(Description of the task) Gather every line in the records below that contains the word "title".

(Input for this task)
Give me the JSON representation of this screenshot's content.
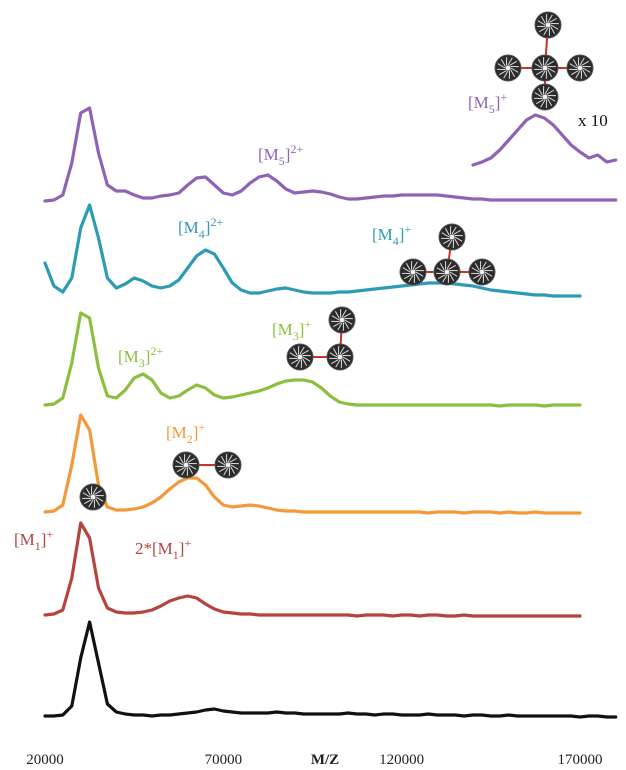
{
  "chart_data": {
    "type": "line",
    "x_label": "M/Z",
    "xlim": [
      20000,
      181000
    ],
    "xticks": [
      20000,
      70000,
      120000,
      170000
    ],
    "x": [
      20000,
      22500,
      25000,
      27500,
      30000,
      32500,
      35000,
      37500,
      40000,
      42500,
      45000,
      47500,
      50000,
      52500,
      55000,
      57500,
      60000,
      62500,
      65000,
      67500,
      70000,
      72500,
      75000,
      77500,
      80000,
      82500,
      85000,
      87500,
      90000,
      92500,
      95000,
      97500,
      100000,
      102500,
      105000,
      107500,
      110000,
      112500,
      115000,
      117500,
      120000,
      122500,
      125000,
      127500,
      130000,
      132500,
      135000,
      137500,
      140000,
      142500,
      145000,
      147500,
      150000,
      152500,
      155000,
      157500,
      160000,
      162500,
      165000,
      167500,
      170000,
      172500,
      175000,
      177500,
      180000
    ],
    "series": [
      {
        "color": "#111111",
        "values": [
          2,
          2,
          3,
          12,
          60,
          96,
          55,
          14,
          6,
          4,
          3,
          3,
          2,
          3,
          3,
          4,
          5,
          6,
          8,
          9,
          7,
          6,
          5,
          5,
          5,
          5,
          6,
          5,
          5,
          4,
          4,
          4,
          4,
          4,
          5,
          4,
          4,
          3,
          4,
          4,
          3,
          3,
          3,
          4,
          3,
          3,
          3,
          2,
          3,
          3,
          2,
          2,
          3,
          2,
          2,
          2,
          2,
          2,
          2,
          2,
          1,
          2,
          2,
          1,
          1
        ]
      },
      {
        "color": "#b5443f",
        "values": [
          3,
          4,
          8,
          40,
          95,
          80,
          30,
          10,
          6,
          5,
          5,
          6,
          8,
          12,
          17,
          20,
          22,
          20,
          14,
          9,
          6,
          5,
          4,
          4,
          3,
          3,
          3,
          3,
          3,
          3,
          3,
          3,
          3,
          3,
          3,
          2,
          3,
          3,
          3,
          2,
          3,
          3,
          2,
          3,
          3,
          2,
          2,
          3,
          2,
          2,
          2,
          2,
          2,
          2,
          2,
          2,
          2,
          2,
          2,
          2,
          2,
          null,
          null,
          null,
          null
        ]
      },
      {
        "color": "#f4993a",
        "values": [
          3,
          4,
          10,
          50,
          100,
          85,
          30,
          8,
          5,
          5,
          6,
          8,
          12,
          18,
          26,
          33,
          37,
          37,
          30,
          18,
          10,
          8,
          9,
          10,
          9,
          7,
          5,
          4,
          4,
          3,
          3,
          3,
          3,
          3,
          3,
          3,
          3,
          3,
          3,
          3,
          3,
          3,
          3,
          2,
          3,
          3,
          3,
          2,
          3,
          3,
          3,
          2,
          3,
          2,
          2,
          3,
          2,
          2,
          2,
          2,
          2,
          null,
          null,
          null,
          null
        ]
      },
      {
        "color": "#8cbf3f",
        "values": [
          3,
          4,
          10,
          45,
          95,
          90,
          40,
          12,
          10,
          18,
          30,
          34,
          28,
          15,
          10,
          12,
          18,
          23,
          20,
          13,
          10,
          11,
          13,
          15,
          17,
          20,
          24,
          27,
          28,
          28,
          26,
          20,
          12,
          6,
          4,
          3,
          3,
          3,
          3,
          3,
          3,
          3,
          3,
          3,
          3,
          3,
          3,
          3,
          3,
          3,
          3,
          2,
          3,
          3,
          3,
          3,
          2,
          3,
          3,
          3,
          3,
          null,
          null,
          null,
          null
        ]
      },
      {
        "color": "#2e9bb5",
        "values": [
          35,
          12,
          6,
          20,
          70,
          93,
          60,
          20,
          10,
          14,
          20,
          17,
          12,
          10,
          12,
          18,
          30,
          42,
          48,
          44,
          30,
          15,
          8,
          5,
          5,
          7,
          9,
          10,
          8,
          6,
          5,
          5,
          5,
          6,
          6,
          7,
          8,
          9,
          10,
          11,
          12,
          13,
          14,
          15,
          15,
          15,
          14,
          13,
          12,
          10,
          8,
          7,
          6,
          5,
          4,
          3,
          3,
          2,
          2,
          2,
          2,
          null,
          null,
          null,
          null
        ]
      },
      {
        "color": "#8e63b6",
        "values": [
          2,
          3,
          8,
          40,
          90,
          95,
          50,
          18,
          12,
          12,
          8,
          5,
          5,
          7,
          8,
          10,
          18,
          25,
          26,
          18,
          10,
          8,
          12,
          20,
          26,
          28,
          22,
          14,
          10,
          11,
          12,
          11,
          9,
          6,
          4,
          4,
          5,
          6,
          7,
          7,
          8,
          8,
          8,
          8,
          8,
          7,
          6,
          5,
          4,
          4,
          3,
          3,
          3,
          3,
          3,
          3,
          3,
          3,
          3,
          3,
          3,
          3,
          3,
          3,
          3
        ]
      }
    ],
    "inset": {
      "color": "#8e63b6",
      "x": [
        140000,
        142500,
        145000,
        147500,
        150000,
        152500,
        155000,
        157500,
        160000,
        162500,
        165000,
        167500,
        170000,
        172500,
        175000,
        177500,
        180000
      ],
      "values": [
        5,
        8,
        12,
        20,
        30,
        40,
        50,
        55,
        52,
        45,
        35,
        25,
        18,
        12,
        15,
        8,
        10
      ]
    },
    "annotations": [
      {
        "color": "#8e63b6",
        "pre": "[M",
        "sub": "5",
        "post": "]",
        "sup": "2+"
      },
      {
        "color": "#8e63b6",
        "pre": "[M",
        "sub": "5",
        "post": "]",
        "sup": "+"
      },
      {
        "color": "#111111",
        "text": "x 10"
      },
      {
        "color": "#2e9bb5",
        "pre": "[M",
        "sub": "4",
        "post": "]",
        "sup": "2+"
      },
      {
        "color": "#2e9bb5",
        "pre": "[M",
        "sub": "4",
        "post": "]",
        "sup": "+"
      },
      {
        "color": "#8cbf3f",
        "pre": "[M",
        "sub": "3",
        "post": "]",
        "sup": "+"
      },
      {
        "color": "#8cbf3f",
        "pre": "[M",
        "sub": "3",
        "post": "]",
        "sup": "2+"
      },
      {
        "color": "#f4993a",
        "pre": "[M",
        "sub": "2",
        "post": "]",
        "sup": "+"
      },
      {
        "color": "#b5443f",
        "pre": "[M",
        "sub": "1",
        "post": "]",
        "sup": "+"
      },
      {
        "color": "#b5443f",
        "pre": "2*[M",
        "sub": "1",
        "post": "]",
        "sup": "+"
      }
    ]
  }
}
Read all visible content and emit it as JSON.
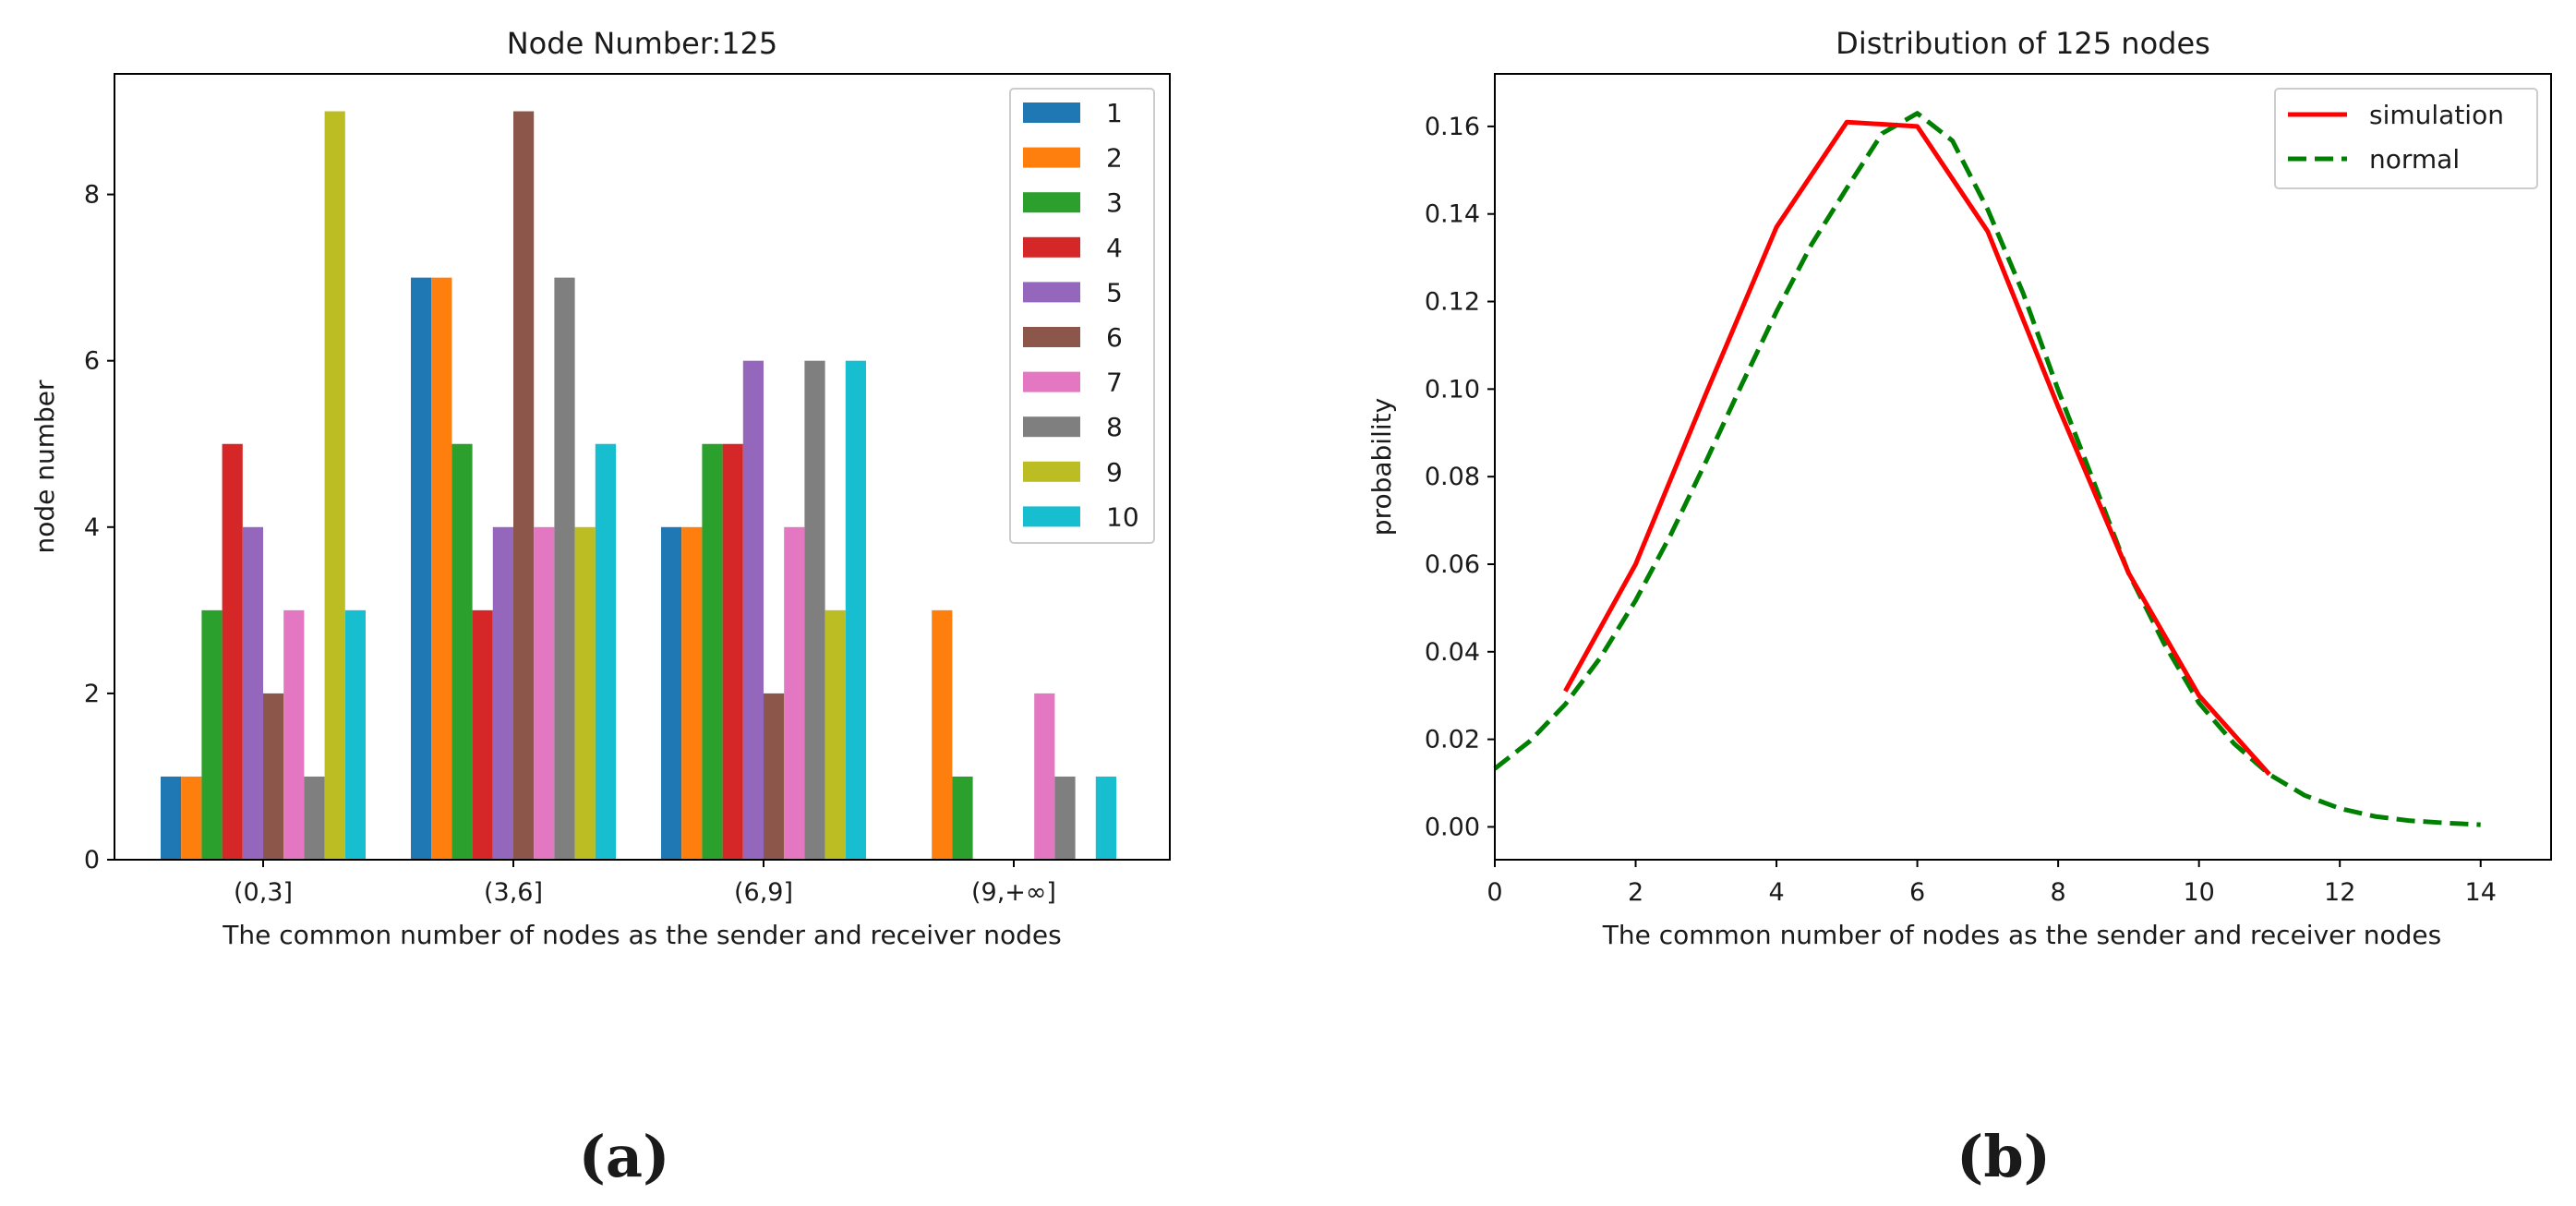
{
  "chart_data": [
    {
      "type": "bar",
      "title": "Node Number:125",
      "xlabel": "The common number of nodes as the sender and receiver nodes",
      "ylabel": "node number",
      "categories": [
        "(0,3]",
        "(3,6]",
        "(6,9]",
        "(9,+∞]"
      ],
      "ylim": [
        0,
        9.45
      ],
      "yticks": [
        0,
        2,
        4,
        6,
        8
      ],
      "legend_position": "upper-right",
      "grid": false,
      "series": [
        {
          "name": "1",
          "color": "#1f77b4",
          "values": [
            1,
            7,
            4,
            0
          ]
        },
        {
          "name": "2",
          "color": "#ff7f0e",
          "values": [
            1,
            7,
            4,
            3
          ]
        },
        {
          "name": "3",
          "color": "#2ca02c",
          "values": [
            3,
            5,
            5,
            1
          ]
        },
        {
          "name": "4",
          "color": "#d62728",
          "values": [
            5,
            3,
            5,
            0
          ]
        },
        {
          "name": "5",
          "color": "#9467bd",
          "values": [
            4,
            4,
            6,
            0
          ]
        },
        {
          "name": "6",
          "color": "#8c564b",
          "values": [
            2,
            9,
            2,
            0
          ]
        },
        {
          "name": "7",
          "color": "#e377c2",
          "values": [
            3,
            4,
            4,
            2
          ]
        },
        {
          "name": "8",
          "color": "#7f7f7f",
          "values": [
            1,
            7,
            6,
            1
          ]
        },
        {
          "name": "9",
          "color": "#bcbd22",
          "values": [
            9,
            4,
            3,
            0
          ]
        },
        {
          "name": "10",
          "color": "#17becf",
          "values": [
            3,
            5,
            6,
            1
          ]
        }
      ],
      "panel_label": "(a)"
    },
    {
      "type": "line",
      "title": "Distribution of 125 nodes",
      "xlabel": "The common number of nodes as the sender and receiver nodes",
      "ylabel": "probability",
      "xlim": [
        0,
        15
      ],
      "ylim": [
        -0.0075,
        0.172
      ],
      "xticks": [
        0,
        2,
        4,
        6,
        8,
        10,
        12,
        14
      ],
      "yticks": [
        0.0,
        0.02,
        0.04,
        0.06,
        0.08,
        0.1,
        0.12,
        0.14,
        0.16
      ],
      "ytick_labels": [
        "0.00",
        "0.02",
        "0.04",
        "0.06",
        "0.08",
        "0.10",
        "0.12",
        "0.14",
        "0.16"
      ],
      "legend_position": "upper-right",
      "grid": false,
      "series": [
        {
          "name": "simulation",
          "color": "#ff0000",
          "style": "solid",
          "x": [
            1,
            2,
            3,
            4,
            5,
            6,
            7,
            8,
            9,
            10,
            11
          ],
          "y": [
            0.031,
            0.06,
            0.099,
            0.137,
            0.161,
            0.16,
            0.136,
            0.096,
            0.058,
            0.03,
            0.012
          ]
        },
        {
          "name": "normal",
          "color": "#008000",
          "style": "dashed",
          "x": [
            0,
            0.5,
            1,
            1.5,
            2,
            2.5,
            3,
            3.5,
            4,
            4.5,
            5,
            5.5,
            6,
            6.5,
            7,
            7.5,
            8,
            8.5,
            9,
            9.5,
            10,
            10.5,
            11,
            11.5,
            12,
            12.5,
            13,
            13.5,
            14
          ],
          "y": [
            0.0133,
            0.0196,
            0.028,
            0.0387,
            0.0517,
            0.0668,
            0.0835,
            0.1008,
            0.1177,
            0.1331,
            0.1459,
            0.1584,
            0.163,
            0.1567,
            0.141,
            0.122,
            0.0998,
            0.079,
            0.058,
            0.042,
            0.0283,
            0.019,
            0.012,
            0.0072,
            0.0042,
            0.0024,
            0.0014,
            0.0009,
            0.0005
          ]
        }
      ],
      "panel_label": "(b)"
    }
  ]
}
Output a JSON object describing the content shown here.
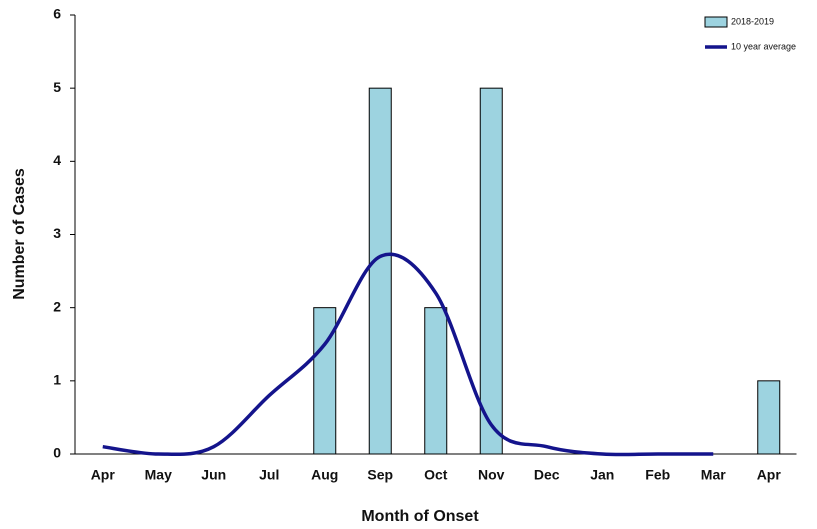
{
  "chart_data": {
    "type": "bar",
    "x_label": "Month of Onset",
    "y_label": "Number of Cases",
    "categories": [
      "Apr",
      "May",
      "Jun",
      "Jul",
      "Aug",
      "Sep",
      "Oct",
      "Nov",
      "Dec",
      "Jan",
      "Feb",
      "Mar",
      "Apr"
    ],
    "series": [
      {
        "name": "2018-2019",
        "type": "bar",
        "color": "#9dd3e0",
        "values": [
          0,
          0,
          0,
          0,
          2,
          5,
          2,
          5,
          0,
          0,
          0,
          0,
          1
        ]
      },
      {
        "name": "10 year average",
        "type": "line",
        "color": "#14148c",
        "values": [
          0.1,
          0,
          0.1,
          0.8,
          1.5,
          2.7,
          2.2,
          0.4,
          0.1,
          0,
          0,
          0,
          null
        ]
      }
    ],
    "ylim": [
      0,
      6
    ],
    "yticks": [
      0,
      1,
      2,
      3,
      4,
      5,
      6
    ],
    "grid": false,
    "legend": "top-right"
  }
}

(Complete answer)
      "title": "Node Number:125",
      "title": "Distribution of 125 nodes",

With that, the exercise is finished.